Prompt
Quote every line below exactly as it reads.

____________

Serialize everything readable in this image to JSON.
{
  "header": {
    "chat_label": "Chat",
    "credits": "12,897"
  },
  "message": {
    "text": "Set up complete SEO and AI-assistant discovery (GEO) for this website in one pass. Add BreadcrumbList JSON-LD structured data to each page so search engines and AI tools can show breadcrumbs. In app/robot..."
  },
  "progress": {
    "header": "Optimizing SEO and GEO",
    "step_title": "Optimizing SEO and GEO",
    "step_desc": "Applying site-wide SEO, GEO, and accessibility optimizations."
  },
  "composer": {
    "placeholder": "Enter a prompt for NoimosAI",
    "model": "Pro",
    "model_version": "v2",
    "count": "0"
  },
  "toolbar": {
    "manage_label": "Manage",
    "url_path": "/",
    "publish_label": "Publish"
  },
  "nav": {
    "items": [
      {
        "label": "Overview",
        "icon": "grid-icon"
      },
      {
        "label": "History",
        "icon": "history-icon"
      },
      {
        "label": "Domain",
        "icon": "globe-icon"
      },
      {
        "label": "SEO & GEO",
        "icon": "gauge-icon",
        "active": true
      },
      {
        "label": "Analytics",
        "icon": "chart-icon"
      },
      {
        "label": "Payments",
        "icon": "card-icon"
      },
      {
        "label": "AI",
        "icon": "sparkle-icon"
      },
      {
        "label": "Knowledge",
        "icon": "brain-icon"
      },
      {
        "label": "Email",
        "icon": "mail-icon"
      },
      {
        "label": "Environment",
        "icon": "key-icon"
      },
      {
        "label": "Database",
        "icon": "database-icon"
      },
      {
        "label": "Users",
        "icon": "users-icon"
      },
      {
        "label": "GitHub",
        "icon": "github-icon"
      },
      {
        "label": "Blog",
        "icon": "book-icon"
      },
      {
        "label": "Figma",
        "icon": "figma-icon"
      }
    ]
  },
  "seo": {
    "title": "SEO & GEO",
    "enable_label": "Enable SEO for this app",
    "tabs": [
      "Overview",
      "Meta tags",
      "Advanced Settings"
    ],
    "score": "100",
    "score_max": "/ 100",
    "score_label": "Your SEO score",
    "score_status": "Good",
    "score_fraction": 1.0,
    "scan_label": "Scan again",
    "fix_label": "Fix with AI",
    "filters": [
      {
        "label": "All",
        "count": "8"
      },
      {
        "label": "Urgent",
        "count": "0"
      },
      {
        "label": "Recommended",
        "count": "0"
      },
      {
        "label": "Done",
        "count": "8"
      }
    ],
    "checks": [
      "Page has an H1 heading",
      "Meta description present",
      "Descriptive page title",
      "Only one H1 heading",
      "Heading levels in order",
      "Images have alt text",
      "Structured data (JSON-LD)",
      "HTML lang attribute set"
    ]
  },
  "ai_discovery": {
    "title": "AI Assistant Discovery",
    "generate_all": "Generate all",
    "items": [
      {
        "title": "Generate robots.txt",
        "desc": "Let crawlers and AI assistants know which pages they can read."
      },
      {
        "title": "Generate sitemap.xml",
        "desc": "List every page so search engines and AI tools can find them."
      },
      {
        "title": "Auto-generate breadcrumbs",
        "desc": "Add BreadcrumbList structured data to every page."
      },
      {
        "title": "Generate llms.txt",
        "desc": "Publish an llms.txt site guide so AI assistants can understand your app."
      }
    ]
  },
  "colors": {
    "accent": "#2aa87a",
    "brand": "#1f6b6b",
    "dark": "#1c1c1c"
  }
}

____________

Task output
Serialize everything readable in this image to JSON.
{
  "header": {
    "chat_label": "Chat",
    "credits": "12,897"
  },
  "message": {
    "text": "Set up complete SEO and AI-assistant discovery (GEO) for this website in one pass. Add BreadcrumbList JSON-LD structured data to each page so search engines and AI tools can show breadcrumbs. In app/robot..."
  },
  "progress": {
    "header": "Optimizing SEO and GEO",
    "step_title": "Optimizing SEO and GEO",
    "step_desc": "Applying site-wide SEO, GEO, and accessibility optimizations."
  },
  "composer": {
    "placeholder": "Enter a prompt for NoimosAI",
    "model": "Pro",
    "model_version": "v2",
    "count": "0"
  },
  "toolbar": {
    "manage_label": "Manage",
    "url_path": "/",
    "publish_label": "Publish"
  },
  "nav": {
    "items": [
      {
        "label": "Overview",
        "icon": "grid-icon"
      },
      {
        "label": "History",
        "icon": "history-icon"
      },
      {
        "label": "Domain",
        "icon": "globe-icon"
      },
      {
        "label": "SEO & GEO",
        "icon": "gauge-icon",
        "active": true
      },
      {
        "label": "Analytics",
        "icon": "chart-icon"
      },
      {
        "label": "Payments",
        "icon": "card-icon"
      },
      {
        "label": "AI",
        "icon": "sparkle-icon"
      },
      {
        "label": "Knowledge",
        "icon": "brain-icon"
      },
      {
        "label": "Email",
        "icon": "mail-icon"
      },
      {
        "label": "Environment",
        "icon": "key-icon"
      },
      {
        "label": "Database",
        "icon": "database-icon"
      },
      {
        "label": "Users",
        "icon": "users-icon"
      },
      {
        "label": "GitHub",
        "icon": "github-icon"
      },
      {
        "label": "Blog",
        "icon": "book-icon"
      },
      {
        "label": "Figma",
        "icon": "figma-icon"
      }
    ]
  },
  "seo": {
    "title": "SEO & GEO",
    "enable_label": "Enable SEO for this app",
    "tabs": [
      "Overview",
      "Meta tags",
      "Advanced Settings"
    ],
    "score": "100",
    "score_max": "/ 100",
    "score_label": "Your SEO score",
    "score_status": "Good",
    "score_fraction": 1.0,
    "scan_label": "Scan again",
    "fix_label": "Fix with AI",
    "filters": [
      {
        "label": "All",
        "count": "8"
      },
      {
        "label": "Urgent",
        "count": "0"
      },
      {
        "label": "Recommended",
        "count": "0"
      },
      {
        "label": "Done",
        "count": "8"
      }
    ],
    "checks": [
      "Page has an H1 heading",
      "Meta description present",
      "Descriptive page title",
      "Only one H1 heading",
      "Heading levels in order",
      "Images have alt text",
      "Structured data (JSON-LD)",
      "HTML lang attribute set"
    ]
  },
  "ai_discovery": {
    "title": "AI Assistant Discovery",
    "generate_all": "Generate all",
    "items": [
      {
        "title": "Generate robots.txt",
        "desc": "Let crawlers and AI assistants know which pages they can read."
      },
      {
        "title": "Generate sitemap.xml",
        "desc": "List every page so search engines and AI tools can find them."
      },
      {
        "title": "Auto-generate breadcrumbs",
        "desc": "Add BreadcrumbList structured data to every page."
      },
      {
        "title": "Generate llms.txt",
        "desc": "Publish an llms.txt site guide so AI assistants can understand your app."
      }
    ]
  },
  "colors": {
    "accent": "#2aa87a",
    "brand": "#1f6b6b",
    "dark": "#1c1c1c"
  }
}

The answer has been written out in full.